Count the lines below that contain the word "какие", and reply with only that number.

Dataset items:
———

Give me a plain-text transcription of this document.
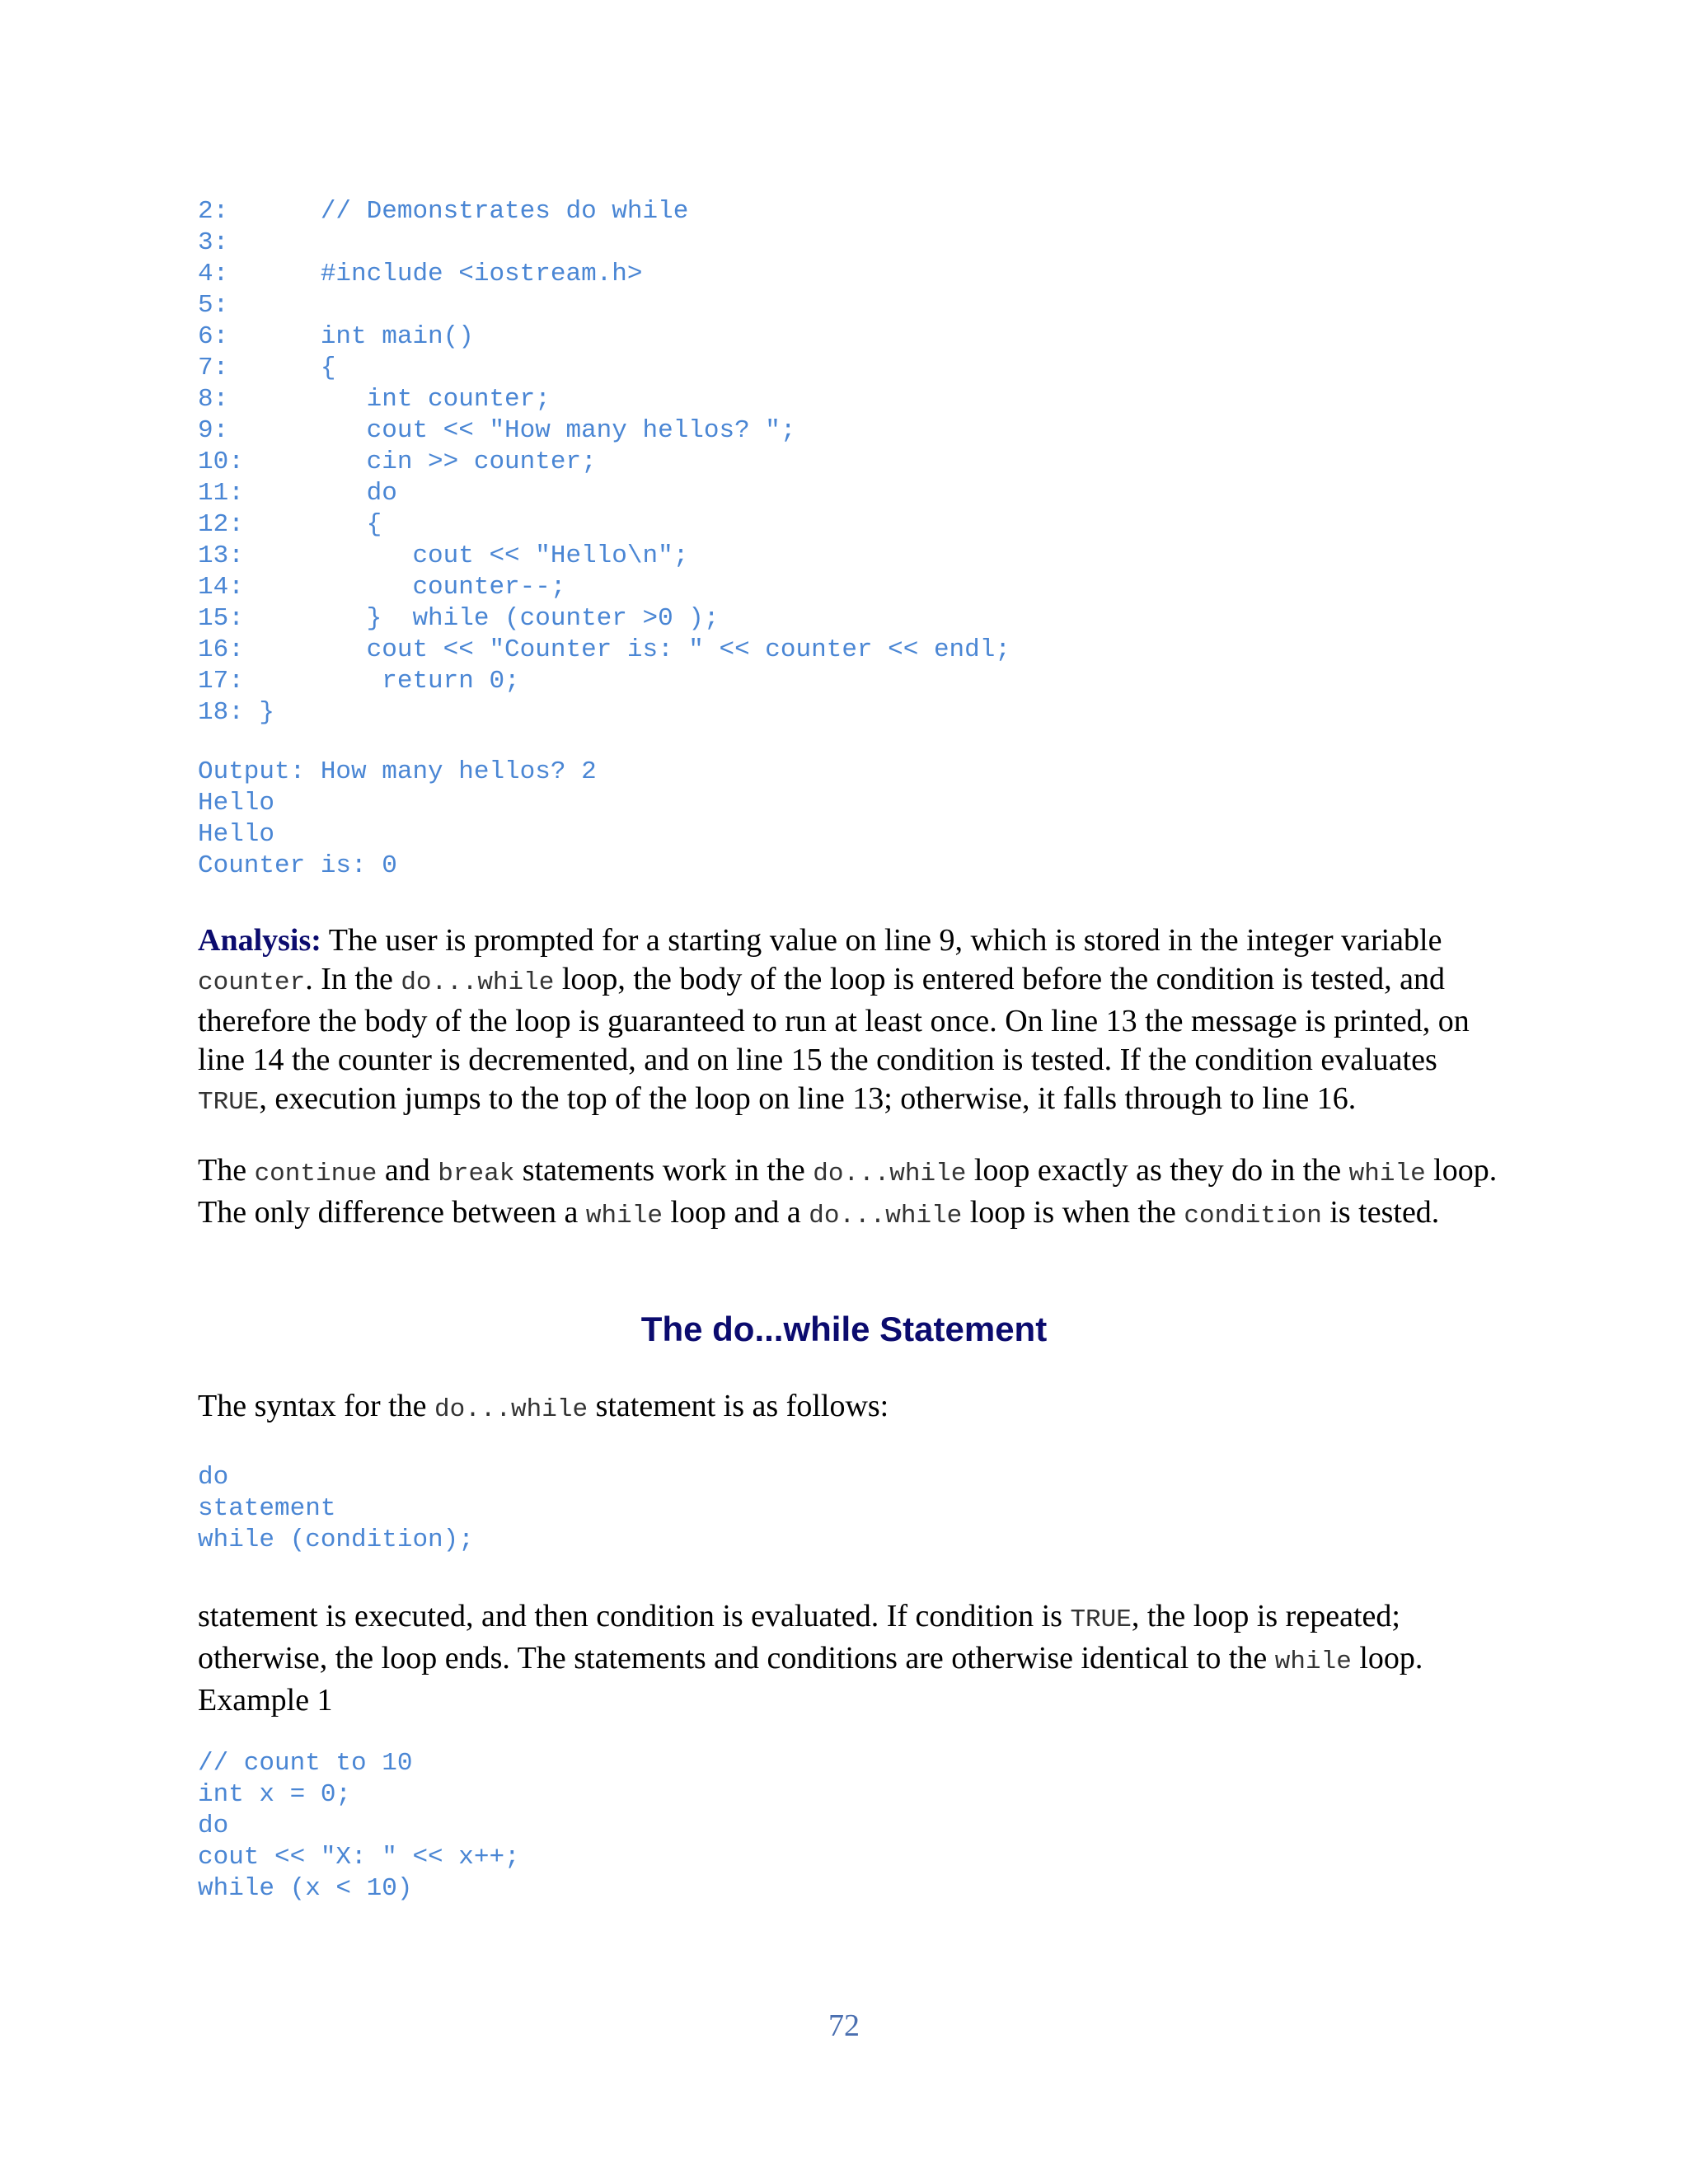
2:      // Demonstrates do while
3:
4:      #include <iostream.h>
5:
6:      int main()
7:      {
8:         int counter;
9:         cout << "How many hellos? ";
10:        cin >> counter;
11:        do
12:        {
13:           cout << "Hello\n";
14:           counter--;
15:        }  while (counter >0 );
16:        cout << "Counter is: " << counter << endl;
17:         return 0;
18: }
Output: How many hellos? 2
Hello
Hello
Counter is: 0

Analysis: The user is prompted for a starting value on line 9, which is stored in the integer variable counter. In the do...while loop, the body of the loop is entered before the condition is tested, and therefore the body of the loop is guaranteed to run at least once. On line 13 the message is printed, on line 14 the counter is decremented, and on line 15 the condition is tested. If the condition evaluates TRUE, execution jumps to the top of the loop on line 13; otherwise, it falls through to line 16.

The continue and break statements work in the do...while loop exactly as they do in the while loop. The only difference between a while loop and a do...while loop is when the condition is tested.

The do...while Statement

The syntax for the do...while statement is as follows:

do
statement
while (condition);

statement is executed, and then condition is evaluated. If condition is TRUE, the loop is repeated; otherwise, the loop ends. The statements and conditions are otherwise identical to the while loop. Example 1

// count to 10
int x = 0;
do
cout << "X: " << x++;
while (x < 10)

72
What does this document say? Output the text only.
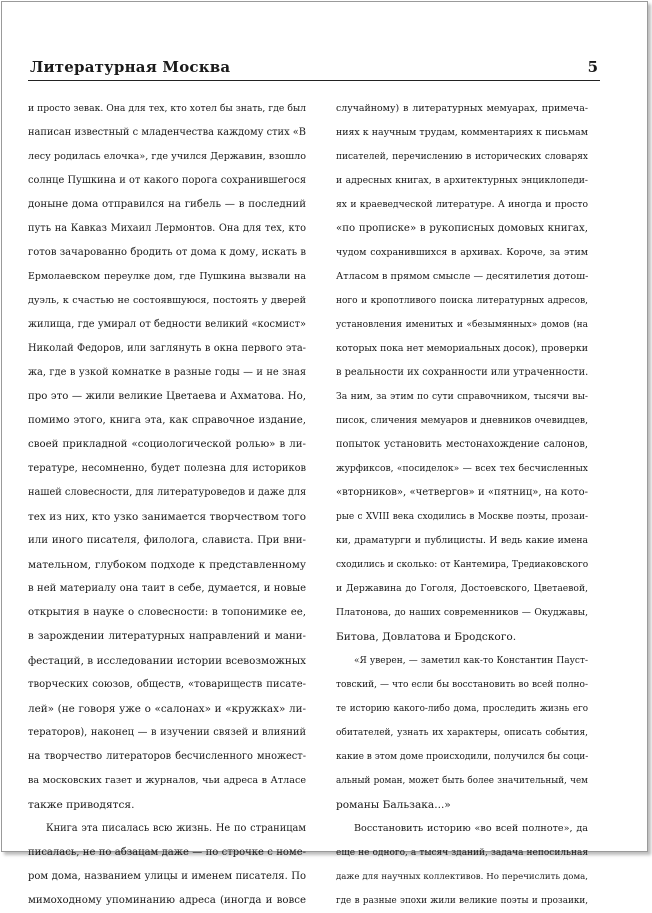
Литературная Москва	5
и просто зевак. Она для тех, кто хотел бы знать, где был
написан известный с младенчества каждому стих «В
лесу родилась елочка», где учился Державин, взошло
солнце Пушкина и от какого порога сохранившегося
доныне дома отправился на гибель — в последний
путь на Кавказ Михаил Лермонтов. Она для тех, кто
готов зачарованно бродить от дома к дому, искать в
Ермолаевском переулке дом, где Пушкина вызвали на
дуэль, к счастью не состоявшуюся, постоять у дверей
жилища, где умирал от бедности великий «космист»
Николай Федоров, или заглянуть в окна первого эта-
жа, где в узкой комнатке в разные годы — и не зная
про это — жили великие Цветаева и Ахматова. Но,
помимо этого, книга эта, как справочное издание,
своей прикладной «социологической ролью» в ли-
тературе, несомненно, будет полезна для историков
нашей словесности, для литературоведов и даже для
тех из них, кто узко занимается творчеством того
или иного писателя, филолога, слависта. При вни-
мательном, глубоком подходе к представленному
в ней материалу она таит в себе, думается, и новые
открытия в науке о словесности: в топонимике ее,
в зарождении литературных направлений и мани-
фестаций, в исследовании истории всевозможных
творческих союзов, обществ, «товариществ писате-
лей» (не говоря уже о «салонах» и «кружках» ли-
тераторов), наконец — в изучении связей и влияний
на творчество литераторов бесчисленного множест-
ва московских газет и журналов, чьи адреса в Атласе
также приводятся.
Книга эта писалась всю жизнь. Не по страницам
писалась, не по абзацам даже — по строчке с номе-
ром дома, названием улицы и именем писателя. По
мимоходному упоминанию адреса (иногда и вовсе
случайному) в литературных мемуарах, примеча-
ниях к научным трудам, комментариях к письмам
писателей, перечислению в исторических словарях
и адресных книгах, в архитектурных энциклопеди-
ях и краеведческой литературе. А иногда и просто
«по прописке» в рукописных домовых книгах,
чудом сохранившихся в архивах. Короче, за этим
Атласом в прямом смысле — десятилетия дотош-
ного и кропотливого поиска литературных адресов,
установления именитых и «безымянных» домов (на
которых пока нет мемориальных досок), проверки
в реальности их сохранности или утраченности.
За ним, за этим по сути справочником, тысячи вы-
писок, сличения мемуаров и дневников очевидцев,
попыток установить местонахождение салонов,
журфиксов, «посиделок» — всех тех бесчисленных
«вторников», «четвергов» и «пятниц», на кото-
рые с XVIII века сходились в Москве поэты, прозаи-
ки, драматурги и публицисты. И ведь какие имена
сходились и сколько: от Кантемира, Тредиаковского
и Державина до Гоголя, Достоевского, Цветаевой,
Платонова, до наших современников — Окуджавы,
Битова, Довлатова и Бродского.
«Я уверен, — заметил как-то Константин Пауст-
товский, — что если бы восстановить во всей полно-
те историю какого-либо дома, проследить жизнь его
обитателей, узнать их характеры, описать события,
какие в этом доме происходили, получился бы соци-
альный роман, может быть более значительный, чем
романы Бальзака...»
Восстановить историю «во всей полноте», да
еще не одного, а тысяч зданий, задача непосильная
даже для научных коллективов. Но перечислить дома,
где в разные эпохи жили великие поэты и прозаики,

———

→ **Full solution**
2